[Dataset records]
============================================================
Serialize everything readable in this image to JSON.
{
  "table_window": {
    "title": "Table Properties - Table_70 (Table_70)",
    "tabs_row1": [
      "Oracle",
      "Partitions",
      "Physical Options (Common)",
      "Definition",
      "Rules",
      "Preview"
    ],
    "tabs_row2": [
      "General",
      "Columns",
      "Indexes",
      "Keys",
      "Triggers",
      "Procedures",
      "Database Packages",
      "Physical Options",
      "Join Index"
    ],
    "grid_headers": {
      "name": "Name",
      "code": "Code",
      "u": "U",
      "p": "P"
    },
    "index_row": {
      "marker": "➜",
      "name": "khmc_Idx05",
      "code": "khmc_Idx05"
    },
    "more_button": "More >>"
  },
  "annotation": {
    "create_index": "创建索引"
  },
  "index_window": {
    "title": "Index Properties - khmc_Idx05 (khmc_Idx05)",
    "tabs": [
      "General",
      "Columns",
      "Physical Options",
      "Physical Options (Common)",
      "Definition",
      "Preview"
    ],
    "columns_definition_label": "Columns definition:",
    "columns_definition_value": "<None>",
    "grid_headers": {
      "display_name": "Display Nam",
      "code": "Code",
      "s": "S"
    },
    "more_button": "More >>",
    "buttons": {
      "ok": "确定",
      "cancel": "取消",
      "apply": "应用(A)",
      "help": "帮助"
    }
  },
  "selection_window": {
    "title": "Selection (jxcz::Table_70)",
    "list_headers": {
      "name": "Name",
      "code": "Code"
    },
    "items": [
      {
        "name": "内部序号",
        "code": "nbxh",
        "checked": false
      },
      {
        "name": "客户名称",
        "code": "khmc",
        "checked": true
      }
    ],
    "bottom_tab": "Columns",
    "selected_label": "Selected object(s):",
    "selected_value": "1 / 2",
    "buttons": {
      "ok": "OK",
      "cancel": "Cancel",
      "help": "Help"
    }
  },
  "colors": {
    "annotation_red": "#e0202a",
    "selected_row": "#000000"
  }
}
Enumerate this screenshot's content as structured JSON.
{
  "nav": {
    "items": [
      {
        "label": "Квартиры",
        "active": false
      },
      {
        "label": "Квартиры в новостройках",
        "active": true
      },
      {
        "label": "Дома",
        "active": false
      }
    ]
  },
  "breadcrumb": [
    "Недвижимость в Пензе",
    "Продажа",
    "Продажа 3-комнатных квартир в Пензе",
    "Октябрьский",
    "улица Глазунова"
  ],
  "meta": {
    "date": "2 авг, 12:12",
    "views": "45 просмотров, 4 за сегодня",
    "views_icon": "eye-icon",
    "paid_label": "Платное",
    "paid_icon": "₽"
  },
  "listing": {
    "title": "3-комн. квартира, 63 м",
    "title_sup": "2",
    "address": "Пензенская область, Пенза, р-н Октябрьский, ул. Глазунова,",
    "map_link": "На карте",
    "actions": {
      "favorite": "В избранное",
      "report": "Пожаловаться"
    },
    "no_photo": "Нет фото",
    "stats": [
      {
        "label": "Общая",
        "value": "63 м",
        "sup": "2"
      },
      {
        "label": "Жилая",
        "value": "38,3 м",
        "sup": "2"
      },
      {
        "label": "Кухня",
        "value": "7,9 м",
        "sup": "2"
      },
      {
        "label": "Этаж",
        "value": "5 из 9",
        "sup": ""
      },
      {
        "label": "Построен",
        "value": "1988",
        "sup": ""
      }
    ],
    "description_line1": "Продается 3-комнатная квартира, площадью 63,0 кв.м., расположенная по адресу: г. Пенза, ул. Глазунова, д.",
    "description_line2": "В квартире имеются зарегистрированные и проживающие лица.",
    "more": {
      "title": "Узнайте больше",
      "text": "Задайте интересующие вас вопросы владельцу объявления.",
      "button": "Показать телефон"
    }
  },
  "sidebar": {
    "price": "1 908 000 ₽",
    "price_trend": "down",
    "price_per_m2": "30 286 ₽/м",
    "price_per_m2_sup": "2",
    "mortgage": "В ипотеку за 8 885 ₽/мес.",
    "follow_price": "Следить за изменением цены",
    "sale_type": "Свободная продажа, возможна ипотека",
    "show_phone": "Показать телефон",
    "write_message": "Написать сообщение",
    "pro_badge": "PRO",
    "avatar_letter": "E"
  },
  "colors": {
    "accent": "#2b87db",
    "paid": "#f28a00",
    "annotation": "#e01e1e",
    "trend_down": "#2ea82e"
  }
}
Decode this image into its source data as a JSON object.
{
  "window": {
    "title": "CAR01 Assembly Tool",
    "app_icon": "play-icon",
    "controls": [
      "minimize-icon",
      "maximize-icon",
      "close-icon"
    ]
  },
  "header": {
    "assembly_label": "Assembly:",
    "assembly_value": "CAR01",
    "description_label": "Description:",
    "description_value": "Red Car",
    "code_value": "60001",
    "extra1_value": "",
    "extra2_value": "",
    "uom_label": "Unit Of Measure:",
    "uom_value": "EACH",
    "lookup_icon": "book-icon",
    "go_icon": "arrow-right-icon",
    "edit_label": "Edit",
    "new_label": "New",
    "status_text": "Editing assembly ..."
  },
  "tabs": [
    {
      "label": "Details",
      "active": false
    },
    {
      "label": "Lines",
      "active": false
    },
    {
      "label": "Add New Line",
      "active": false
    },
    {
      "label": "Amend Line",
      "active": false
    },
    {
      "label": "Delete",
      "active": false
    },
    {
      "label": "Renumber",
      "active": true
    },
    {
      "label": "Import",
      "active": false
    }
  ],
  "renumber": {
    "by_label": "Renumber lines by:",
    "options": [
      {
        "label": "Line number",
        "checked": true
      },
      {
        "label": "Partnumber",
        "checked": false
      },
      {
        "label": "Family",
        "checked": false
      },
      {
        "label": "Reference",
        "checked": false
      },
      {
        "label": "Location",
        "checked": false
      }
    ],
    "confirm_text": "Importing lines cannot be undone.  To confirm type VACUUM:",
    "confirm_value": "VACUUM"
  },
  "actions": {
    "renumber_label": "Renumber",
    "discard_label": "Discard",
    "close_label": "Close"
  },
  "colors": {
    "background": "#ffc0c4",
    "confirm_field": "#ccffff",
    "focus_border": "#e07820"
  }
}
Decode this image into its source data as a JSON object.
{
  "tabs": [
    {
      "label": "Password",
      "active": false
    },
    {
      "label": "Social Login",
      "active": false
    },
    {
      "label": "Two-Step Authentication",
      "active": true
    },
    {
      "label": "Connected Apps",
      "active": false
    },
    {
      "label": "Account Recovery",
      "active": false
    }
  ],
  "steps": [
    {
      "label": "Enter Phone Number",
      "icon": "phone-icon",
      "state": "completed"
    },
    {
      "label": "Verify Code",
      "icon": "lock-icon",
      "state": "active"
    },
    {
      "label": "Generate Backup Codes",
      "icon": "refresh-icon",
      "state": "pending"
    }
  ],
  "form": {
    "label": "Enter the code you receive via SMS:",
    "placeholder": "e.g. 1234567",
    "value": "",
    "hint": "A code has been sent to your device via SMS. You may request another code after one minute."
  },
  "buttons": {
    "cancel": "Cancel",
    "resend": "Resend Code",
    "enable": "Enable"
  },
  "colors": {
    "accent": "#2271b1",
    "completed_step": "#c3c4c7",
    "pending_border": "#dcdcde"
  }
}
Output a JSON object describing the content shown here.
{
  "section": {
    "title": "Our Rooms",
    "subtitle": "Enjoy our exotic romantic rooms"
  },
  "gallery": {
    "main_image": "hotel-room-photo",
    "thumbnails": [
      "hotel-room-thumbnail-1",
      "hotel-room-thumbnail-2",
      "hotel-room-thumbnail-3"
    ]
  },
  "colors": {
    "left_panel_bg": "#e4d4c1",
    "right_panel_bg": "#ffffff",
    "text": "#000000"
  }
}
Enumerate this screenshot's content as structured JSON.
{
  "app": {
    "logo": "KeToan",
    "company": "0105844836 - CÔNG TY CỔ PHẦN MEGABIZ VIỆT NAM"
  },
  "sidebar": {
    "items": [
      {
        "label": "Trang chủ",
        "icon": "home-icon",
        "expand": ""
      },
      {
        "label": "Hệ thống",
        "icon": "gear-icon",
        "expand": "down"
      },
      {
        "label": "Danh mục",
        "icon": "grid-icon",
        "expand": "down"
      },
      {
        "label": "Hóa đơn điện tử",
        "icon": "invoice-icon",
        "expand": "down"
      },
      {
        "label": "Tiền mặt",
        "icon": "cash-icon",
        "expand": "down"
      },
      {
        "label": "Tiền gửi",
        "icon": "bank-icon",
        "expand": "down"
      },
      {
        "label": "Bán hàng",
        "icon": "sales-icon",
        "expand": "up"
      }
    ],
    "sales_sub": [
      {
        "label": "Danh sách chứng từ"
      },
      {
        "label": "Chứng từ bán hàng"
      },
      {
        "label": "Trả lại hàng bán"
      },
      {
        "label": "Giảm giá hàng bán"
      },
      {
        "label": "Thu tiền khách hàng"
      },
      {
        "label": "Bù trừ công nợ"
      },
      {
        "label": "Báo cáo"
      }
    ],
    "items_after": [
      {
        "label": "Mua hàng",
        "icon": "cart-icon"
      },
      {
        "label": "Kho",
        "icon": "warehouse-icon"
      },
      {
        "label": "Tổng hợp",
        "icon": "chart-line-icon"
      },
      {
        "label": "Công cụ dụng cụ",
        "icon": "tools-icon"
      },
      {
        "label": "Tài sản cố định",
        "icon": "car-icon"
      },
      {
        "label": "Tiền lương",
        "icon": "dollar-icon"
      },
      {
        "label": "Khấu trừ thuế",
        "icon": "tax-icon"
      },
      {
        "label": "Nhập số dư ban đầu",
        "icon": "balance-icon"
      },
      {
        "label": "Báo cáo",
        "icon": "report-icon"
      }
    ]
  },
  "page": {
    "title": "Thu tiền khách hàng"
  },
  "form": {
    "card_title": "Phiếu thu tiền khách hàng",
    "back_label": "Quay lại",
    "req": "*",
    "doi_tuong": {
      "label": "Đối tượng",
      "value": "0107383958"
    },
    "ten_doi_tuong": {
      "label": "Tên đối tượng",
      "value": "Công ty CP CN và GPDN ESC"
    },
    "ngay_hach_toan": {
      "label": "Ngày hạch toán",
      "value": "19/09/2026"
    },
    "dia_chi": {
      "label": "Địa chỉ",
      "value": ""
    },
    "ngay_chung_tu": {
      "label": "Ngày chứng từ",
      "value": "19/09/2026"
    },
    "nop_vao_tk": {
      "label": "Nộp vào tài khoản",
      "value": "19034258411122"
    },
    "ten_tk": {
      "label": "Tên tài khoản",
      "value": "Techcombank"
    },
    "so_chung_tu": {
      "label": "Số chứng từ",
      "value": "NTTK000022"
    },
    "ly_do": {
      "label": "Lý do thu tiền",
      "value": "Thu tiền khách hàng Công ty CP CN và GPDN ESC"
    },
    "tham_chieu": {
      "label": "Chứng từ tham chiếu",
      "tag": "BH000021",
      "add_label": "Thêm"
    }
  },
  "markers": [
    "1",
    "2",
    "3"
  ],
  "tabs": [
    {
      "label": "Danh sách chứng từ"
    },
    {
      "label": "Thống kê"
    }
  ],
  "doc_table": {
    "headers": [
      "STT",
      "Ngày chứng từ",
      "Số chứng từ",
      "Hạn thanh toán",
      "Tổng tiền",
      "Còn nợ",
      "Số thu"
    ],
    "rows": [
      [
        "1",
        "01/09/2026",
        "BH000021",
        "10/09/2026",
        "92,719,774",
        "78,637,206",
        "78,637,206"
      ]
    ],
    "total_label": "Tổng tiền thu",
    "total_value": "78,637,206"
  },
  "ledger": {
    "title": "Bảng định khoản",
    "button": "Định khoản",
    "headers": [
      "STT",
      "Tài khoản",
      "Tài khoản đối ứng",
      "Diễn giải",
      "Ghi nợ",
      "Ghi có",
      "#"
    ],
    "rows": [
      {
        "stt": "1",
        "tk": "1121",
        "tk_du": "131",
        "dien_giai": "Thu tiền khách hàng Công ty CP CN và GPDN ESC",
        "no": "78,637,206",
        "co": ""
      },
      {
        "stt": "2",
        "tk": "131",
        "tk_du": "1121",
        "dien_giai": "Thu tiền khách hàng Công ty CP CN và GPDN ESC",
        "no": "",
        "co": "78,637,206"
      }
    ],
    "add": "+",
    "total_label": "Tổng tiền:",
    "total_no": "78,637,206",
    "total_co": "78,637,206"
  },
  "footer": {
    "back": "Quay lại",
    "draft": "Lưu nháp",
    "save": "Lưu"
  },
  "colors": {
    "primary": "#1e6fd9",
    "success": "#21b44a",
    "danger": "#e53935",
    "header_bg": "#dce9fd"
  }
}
============================================================
→ **Your objective**
Pick out every line with the string "Квартиры" and copy it.

→ **Correct result**
        "label": "Квартиры",
        "label": "Квартиры в новостройках",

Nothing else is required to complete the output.